Input records:

++++++++++

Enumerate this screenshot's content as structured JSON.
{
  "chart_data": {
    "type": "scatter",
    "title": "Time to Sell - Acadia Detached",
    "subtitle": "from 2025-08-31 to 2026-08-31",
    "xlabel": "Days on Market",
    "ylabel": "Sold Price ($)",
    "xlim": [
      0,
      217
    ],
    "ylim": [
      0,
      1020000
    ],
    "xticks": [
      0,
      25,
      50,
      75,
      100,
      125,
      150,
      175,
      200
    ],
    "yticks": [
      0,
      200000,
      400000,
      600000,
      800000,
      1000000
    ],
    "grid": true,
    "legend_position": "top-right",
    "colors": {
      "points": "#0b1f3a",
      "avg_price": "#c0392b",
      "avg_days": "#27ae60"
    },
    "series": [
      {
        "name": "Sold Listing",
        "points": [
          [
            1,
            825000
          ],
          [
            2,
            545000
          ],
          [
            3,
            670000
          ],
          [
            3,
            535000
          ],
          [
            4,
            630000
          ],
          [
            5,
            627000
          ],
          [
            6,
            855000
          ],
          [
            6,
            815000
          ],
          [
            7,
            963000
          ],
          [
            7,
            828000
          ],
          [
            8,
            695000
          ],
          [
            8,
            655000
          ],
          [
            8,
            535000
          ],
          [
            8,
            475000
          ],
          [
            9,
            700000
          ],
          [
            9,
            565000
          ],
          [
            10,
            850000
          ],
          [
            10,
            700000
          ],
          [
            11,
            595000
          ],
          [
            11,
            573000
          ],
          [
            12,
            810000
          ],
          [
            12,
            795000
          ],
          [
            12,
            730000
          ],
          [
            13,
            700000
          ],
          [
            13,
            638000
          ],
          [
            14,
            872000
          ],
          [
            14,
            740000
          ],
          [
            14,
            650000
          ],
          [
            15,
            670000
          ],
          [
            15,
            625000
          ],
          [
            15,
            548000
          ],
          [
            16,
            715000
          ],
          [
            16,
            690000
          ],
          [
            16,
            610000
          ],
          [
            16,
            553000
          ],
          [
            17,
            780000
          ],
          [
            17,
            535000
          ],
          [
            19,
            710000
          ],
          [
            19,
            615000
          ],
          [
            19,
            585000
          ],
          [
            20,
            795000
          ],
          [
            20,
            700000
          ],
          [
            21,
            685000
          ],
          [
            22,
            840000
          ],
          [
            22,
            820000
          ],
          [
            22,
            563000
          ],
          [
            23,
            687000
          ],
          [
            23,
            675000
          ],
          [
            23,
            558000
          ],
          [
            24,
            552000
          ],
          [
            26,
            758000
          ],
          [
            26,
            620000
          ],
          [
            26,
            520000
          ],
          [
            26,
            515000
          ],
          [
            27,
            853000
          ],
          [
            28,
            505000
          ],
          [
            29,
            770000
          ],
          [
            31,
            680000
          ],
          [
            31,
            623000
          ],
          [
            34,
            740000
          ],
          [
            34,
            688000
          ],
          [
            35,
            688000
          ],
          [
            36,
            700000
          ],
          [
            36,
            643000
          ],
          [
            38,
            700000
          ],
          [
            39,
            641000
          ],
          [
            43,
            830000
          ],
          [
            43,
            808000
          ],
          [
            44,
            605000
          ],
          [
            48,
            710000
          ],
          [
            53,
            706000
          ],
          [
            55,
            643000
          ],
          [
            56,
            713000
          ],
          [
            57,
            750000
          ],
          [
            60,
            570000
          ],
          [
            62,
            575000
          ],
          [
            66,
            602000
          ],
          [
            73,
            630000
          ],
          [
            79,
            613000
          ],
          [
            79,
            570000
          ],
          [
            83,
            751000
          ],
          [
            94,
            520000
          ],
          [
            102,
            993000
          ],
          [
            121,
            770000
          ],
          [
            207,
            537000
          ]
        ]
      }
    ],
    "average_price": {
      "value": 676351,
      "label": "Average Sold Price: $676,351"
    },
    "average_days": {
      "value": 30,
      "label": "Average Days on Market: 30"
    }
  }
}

++++++++++

Written exercise: Show each line of the data that contains the string "Market".

Final result:
    "xlabel": "Days on Market",
      "label": "Average Days on Market: 30"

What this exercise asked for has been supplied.